::: Text :::
Building the Navy after Next
The Enterprise Battle Group is the first member of the Navy of Tomorrow, a network-enhanced force with the tools that enable faster and higher quality planning. In that Navy, individual units and small groups of ships will perform missions that could be accomplished only by the high-value units of the Navy of Today. We witnessed these improvements in our deployment and will see more as we learn to employ our IT-21 tools more effectively.
The Navy after Next is envisioned as a network-centric force that will operate in an environment dominated by speed and the increasing value of access. It will feature instantaneous communications and computer links to allow us to understand our environment, make decisions, share operational understanding, and achieve the desired effect with greater speed. Greater access to information, people, and ideas that will translate into superior ability to confront threats.
Some areas that must be addressed to ensure the Navy after Next becomes a network-centric force include:
- The Navy faces a scarcity of IT expertise. There currently are 300,000 unfilled IT positions in the United States. As the Navy trains sailors in IT, the enticement for them to leave at the earliest opportunity will increase. Because Navy IT is almost completely based on commercial equipment and software, the skills needed to run Navy equipment are immediately transferable to the civilian sector. Like the nuclear propulsion community and the Medical Corps, we will need to pay a premium to keep these experts in the service. We should require additional service as a condition for fully funded training and must entice these members to stay Navy through selective reenlistment bonuses and other tools.
- IT must pervade the Pacific and Atlantic Fleets in a common manner. The smaller number of ships and the greater likelihood that they will be brought together in unanticipated ways make it essential that there be no configuration differences between fleets. Data bases and IT practices must be standardized so that a ship can operate in any area of responsibility.
::: Information shown :::
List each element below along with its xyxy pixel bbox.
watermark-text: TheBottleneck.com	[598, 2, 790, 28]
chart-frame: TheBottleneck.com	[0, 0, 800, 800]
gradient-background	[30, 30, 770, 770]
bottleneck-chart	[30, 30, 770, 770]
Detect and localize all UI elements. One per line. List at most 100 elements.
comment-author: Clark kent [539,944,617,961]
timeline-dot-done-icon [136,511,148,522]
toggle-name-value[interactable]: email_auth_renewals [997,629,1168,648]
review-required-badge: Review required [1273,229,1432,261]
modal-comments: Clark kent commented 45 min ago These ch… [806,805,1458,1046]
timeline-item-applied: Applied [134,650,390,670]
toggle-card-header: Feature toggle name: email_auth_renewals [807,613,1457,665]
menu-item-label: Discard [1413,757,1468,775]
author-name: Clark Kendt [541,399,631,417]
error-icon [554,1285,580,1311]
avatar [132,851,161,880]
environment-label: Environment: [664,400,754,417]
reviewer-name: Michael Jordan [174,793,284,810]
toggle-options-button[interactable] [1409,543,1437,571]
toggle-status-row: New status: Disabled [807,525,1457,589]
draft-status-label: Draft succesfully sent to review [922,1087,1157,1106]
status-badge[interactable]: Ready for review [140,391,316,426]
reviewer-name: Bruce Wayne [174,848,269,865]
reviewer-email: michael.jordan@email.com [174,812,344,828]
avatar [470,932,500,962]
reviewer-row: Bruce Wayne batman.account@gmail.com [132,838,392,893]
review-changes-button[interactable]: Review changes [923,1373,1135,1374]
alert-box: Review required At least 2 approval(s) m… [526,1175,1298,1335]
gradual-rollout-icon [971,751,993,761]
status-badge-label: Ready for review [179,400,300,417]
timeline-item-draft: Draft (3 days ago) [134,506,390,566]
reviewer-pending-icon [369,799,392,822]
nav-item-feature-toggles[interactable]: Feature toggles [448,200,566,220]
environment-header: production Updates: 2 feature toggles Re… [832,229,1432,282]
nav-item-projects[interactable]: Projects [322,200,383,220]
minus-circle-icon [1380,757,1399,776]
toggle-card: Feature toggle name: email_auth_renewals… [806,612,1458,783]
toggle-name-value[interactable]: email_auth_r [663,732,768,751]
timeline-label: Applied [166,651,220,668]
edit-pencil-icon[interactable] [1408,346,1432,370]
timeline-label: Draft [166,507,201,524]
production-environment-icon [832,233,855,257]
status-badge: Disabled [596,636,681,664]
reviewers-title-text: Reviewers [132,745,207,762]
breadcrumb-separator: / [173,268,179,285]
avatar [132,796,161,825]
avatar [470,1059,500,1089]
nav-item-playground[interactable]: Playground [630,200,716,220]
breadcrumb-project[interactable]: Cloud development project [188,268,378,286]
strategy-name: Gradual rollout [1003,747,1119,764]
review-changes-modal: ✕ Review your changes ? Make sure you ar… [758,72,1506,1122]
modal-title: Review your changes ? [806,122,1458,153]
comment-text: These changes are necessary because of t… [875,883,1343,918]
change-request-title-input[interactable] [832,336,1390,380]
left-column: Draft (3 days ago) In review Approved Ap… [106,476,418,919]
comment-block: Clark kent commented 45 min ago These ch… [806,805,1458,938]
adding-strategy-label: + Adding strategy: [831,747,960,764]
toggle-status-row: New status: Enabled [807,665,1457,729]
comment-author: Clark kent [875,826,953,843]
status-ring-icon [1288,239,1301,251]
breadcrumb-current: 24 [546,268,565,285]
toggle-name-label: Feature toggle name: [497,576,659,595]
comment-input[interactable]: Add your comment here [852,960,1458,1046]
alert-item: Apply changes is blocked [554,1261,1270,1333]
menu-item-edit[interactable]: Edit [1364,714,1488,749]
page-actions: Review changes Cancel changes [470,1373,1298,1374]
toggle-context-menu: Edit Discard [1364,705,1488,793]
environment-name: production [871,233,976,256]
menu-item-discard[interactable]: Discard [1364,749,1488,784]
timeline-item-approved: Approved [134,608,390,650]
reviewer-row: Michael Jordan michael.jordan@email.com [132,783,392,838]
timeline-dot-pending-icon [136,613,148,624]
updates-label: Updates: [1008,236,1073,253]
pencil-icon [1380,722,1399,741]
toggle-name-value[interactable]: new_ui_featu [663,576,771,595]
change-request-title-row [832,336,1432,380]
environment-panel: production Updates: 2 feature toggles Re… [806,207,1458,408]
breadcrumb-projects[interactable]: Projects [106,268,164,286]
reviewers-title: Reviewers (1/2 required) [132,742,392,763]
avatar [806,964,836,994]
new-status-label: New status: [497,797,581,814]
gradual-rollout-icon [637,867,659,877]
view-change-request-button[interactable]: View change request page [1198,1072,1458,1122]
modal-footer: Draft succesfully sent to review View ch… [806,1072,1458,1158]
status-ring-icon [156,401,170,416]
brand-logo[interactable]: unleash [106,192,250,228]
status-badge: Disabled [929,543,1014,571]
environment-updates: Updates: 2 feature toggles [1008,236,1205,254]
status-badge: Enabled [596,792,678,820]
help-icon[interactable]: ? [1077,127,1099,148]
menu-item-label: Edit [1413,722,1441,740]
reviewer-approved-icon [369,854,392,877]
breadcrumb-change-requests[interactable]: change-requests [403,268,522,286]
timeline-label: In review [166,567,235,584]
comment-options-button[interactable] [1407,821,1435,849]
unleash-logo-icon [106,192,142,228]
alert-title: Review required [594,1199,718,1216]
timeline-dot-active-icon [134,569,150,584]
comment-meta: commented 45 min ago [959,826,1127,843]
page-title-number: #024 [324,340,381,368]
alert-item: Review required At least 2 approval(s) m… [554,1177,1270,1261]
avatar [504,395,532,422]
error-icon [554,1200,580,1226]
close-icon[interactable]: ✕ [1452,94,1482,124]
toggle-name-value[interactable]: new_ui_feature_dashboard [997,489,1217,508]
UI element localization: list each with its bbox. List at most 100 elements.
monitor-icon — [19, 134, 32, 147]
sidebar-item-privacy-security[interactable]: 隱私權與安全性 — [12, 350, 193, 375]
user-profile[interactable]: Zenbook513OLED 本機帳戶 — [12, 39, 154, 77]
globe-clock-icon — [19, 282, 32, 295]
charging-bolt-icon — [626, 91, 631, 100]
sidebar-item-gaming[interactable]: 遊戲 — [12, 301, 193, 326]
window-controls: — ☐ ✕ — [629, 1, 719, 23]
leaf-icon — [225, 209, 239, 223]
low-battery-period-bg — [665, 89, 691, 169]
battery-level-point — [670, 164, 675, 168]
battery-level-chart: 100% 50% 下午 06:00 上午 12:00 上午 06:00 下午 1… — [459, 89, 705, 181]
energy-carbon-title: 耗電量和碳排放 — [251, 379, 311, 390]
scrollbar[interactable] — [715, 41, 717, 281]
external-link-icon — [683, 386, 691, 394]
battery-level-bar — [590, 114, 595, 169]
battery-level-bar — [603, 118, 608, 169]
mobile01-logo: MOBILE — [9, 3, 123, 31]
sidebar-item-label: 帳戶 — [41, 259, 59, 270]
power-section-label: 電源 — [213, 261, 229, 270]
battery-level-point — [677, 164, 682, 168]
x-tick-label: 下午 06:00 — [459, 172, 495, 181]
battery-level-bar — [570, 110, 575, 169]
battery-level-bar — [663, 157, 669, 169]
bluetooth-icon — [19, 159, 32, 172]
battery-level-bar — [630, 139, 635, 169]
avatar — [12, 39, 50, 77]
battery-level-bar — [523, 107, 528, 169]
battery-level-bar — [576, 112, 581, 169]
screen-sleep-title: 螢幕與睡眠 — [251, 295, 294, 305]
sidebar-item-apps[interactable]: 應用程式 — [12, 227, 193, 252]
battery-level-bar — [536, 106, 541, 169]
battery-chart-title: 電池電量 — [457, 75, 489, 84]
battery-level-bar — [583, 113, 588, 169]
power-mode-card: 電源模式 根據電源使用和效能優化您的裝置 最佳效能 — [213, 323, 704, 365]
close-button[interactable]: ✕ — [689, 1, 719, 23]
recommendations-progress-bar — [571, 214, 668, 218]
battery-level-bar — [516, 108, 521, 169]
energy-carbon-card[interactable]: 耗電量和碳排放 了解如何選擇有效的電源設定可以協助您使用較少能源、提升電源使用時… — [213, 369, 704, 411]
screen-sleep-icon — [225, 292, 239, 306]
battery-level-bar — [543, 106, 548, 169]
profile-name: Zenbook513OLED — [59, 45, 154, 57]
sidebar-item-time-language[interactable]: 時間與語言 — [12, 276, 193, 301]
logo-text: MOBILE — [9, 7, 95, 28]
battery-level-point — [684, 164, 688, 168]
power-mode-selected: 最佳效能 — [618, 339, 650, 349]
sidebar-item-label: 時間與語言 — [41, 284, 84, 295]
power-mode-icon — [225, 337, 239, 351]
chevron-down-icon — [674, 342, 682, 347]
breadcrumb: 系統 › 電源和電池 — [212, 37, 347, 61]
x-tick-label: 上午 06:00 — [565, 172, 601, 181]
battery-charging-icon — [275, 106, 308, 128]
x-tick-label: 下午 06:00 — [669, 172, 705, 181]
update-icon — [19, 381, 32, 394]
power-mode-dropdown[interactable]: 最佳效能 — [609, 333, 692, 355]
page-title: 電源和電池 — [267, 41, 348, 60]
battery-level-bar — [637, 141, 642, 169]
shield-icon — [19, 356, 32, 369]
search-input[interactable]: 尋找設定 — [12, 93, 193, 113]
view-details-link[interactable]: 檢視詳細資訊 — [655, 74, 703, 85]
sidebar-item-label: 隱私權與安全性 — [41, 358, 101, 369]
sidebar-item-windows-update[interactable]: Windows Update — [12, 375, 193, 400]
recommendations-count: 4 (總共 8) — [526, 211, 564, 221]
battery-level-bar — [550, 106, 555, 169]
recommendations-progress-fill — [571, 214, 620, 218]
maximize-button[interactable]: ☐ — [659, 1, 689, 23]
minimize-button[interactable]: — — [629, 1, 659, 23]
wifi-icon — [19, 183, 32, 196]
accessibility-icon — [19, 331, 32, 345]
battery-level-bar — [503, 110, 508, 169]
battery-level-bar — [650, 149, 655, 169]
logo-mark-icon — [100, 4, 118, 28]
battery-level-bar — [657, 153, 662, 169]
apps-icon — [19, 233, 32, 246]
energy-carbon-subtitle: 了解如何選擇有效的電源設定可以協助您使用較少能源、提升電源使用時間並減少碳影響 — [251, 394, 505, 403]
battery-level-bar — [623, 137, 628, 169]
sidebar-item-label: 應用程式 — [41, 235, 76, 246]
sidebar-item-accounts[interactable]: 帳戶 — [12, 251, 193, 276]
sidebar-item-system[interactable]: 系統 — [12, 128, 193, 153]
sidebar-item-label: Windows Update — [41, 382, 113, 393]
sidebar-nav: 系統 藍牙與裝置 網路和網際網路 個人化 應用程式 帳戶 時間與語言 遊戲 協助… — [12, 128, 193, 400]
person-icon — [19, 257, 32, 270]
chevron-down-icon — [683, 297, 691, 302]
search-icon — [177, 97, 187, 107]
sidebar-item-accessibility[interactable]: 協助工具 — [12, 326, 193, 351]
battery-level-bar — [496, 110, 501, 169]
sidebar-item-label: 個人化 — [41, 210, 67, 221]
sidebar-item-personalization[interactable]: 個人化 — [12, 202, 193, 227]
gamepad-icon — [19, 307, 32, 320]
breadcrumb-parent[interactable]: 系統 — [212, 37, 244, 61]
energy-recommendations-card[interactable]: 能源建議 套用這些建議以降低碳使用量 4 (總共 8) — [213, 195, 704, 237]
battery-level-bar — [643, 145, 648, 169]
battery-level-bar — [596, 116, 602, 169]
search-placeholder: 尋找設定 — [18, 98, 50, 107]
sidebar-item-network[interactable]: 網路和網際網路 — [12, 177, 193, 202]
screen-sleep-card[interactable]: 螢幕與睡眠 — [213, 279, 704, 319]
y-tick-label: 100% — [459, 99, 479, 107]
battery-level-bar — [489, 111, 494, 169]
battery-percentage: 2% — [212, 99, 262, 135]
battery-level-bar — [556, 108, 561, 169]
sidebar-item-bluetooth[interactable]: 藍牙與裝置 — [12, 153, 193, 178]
:::
Exercise prompt >> In the text on building the Navy after Next, how would you render this sentence in Spanish: "There currently are 300,000 unfilled IT positions in the United States."

Output for this task >> Actualmente hay 300.000 puestos de TI sin cubrir en los Estados Unidos.